(Items listed in a dataset)
* Start *
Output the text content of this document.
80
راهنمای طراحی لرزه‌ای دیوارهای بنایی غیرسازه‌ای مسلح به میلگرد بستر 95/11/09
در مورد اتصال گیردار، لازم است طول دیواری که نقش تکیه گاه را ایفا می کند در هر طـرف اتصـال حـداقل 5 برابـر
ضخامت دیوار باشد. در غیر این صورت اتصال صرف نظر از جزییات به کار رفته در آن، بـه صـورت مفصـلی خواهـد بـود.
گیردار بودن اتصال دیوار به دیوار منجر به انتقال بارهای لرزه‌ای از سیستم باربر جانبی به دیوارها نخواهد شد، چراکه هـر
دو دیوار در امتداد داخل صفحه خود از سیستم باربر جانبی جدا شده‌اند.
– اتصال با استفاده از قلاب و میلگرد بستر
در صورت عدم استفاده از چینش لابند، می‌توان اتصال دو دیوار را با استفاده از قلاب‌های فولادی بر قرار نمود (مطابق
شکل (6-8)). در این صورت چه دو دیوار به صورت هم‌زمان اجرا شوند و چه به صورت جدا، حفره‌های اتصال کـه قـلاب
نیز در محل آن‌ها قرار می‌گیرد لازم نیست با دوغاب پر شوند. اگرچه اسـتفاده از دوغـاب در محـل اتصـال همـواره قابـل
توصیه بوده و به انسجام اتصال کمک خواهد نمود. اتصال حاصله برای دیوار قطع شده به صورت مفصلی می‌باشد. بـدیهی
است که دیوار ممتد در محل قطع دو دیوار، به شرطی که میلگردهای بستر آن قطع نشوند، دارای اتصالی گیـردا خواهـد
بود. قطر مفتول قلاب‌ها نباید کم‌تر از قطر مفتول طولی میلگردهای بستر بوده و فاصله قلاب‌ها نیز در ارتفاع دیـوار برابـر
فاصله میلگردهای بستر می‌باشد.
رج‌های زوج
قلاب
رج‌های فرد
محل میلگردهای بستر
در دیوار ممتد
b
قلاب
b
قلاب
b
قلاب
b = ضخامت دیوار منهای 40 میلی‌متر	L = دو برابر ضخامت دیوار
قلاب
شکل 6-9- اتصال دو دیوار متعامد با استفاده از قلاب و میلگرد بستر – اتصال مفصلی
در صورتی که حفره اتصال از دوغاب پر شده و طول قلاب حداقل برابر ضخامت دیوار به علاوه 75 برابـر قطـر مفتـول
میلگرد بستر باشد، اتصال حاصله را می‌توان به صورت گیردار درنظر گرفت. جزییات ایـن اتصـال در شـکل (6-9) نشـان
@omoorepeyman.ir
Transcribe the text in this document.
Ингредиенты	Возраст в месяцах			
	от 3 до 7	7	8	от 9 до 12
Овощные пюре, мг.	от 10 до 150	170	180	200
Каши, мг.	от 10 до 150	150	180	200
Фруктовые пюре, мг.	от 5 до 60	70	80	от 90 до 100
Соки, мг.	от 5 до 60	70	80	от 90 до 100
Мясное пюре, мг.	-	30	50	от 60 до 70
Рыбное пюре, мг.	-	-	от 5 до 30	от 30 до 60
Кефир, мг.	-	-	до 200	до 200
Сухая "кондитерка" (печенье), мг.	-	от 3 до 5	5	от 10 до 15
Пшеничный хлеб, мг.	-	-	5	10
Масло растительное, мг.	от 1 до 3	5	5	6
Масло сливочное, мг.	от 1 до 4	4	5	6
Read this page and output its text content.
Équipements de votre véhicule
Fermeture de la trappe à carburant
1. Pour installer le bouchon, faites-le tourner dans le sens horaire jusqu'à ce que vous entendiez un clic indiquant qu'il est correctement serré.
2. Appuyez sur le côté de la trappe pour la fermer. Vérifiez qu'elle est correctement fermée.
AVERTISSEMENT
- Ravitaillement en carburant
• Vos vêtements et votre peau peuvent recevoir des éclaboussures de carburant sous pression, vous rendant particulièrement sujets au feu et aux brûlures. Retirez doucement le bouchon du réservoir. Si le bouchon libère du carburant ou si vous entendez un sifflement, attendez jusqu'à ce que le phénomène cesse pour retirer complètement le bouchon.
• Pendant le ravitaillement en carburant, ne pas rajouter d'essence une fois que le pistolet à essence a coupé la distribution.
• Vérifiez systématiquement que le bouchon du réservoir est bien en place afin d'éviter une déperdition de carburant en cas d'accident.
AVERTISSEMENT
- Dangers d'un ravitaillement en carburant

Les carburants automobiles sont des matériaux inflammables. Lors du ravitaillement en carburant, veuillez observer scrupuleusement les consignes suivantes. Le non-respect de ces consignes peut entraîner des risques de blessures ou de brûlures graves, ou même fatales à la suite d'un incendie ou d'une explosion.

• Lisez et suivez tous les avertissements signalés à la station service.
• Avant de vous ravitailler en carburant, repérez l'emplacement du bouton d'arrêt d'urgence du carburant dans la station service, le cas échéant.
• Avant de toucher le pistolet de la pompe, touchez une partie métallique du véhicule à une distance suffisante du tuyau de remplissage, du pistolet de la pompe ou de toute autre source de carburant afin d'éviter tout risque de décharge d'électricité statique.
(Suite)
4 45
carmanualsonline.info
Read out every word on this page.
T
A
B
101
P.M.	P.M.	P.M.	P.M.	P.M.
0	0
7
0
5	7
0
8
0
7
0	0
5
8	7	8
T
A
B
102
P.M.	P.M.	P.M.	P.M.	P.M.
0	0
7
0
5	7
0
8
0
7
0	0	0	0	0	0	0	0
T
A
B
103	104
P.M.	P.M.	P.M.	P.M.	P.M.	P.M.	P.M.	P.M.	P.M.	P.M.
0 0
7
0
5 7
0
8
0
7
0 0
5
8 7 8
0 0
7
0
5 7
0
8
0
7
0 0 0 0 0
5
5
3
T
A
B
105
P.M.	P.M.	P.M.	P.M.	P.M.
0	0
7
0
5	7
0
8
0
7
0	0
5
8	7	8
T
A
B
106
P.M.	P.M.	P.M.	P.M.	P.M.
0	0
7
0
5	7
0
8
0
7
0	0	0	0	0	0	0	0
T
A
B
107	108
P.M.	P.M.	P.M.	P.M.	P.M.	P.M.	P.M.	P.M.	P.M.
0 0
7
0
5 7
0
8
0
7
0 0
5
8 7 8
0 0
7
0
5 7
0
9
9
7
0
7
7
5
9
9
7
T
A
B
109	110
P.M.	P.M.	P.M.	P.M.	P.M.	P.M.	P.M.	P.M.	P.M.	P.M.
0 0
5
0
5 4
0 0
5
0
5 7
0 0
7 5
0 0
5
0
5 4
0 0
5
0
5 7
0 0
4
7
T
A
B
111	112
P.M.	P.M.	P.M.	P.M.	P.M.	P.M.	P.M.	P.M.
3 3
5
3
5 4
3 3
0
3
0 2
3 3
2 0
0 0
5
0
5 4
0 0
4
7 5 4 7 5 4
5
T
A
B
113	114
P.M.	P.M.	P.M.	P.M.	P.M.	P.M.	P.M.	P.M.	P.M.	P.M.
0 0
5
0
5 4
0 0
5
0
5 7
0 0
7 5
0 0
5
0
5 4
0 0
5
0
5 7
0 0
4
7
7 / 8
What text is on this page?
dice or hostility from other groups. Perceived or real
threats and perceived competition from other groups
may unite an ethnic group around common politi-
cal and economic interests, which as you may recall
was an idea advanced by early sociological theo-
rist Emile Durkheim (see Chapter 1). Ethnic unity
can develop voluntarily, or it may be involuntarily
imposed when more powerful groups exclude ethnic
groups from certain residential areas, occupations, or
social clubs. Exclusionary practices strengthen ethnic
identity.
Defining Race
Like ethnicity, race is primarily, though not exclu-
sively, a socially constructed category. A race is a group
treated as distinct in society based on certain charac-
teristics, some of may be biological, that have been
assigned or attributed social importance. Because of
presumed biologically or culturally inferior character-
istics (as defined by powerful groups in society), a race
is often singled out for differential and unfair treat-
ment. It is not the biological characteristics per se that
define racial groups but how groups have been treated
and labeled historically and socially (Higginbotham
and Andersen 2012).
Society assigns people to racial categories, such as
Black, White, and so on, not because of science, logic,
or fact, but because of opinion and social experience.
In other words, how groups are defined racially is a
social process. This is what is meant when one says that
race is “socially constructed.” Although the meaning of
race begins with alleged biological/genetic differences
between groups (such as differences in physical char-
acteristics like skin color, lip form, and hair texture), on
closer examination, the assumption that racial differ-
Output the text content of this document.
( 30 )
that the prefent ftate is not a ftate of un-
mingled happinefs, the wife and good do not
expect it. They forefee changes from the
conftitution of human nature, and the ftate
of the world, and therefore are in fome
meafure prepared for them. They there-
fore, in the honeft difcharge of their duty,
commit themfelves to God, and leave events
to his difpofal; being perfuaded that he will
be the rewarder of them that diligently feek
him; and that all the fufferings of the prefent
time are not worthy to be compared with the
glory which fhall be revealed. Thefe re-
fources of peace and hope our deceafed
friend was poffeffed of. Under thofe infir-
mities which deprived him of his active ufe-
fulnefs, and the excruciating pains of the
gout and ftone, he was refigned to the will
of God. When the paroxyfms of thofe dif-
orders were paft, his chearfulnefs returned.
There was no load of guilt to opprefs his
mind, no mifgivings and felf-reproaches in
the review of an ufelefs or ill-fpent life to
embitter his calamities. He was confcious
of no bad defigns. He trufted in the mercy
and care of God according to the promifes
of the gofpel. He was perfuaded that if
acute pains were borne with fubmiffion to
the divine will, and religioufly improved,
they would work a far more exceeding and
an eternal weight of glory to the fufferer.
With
* End *
**What this task involves:** Search the listing for the word "مفصلی" and return each line that holds it.

**Exercise result:**
توصیه بوده و به انسجام اتصال کمک خواهد نمود. اتصال حاصله برای دیوار قطع شده به صورت مفصلی می‌باشد. بـدیهی
شکل 6-9- اتصال دو دیوار متعامد با استفاده از قلاب و میلگرد بستر – اتصال مفصلی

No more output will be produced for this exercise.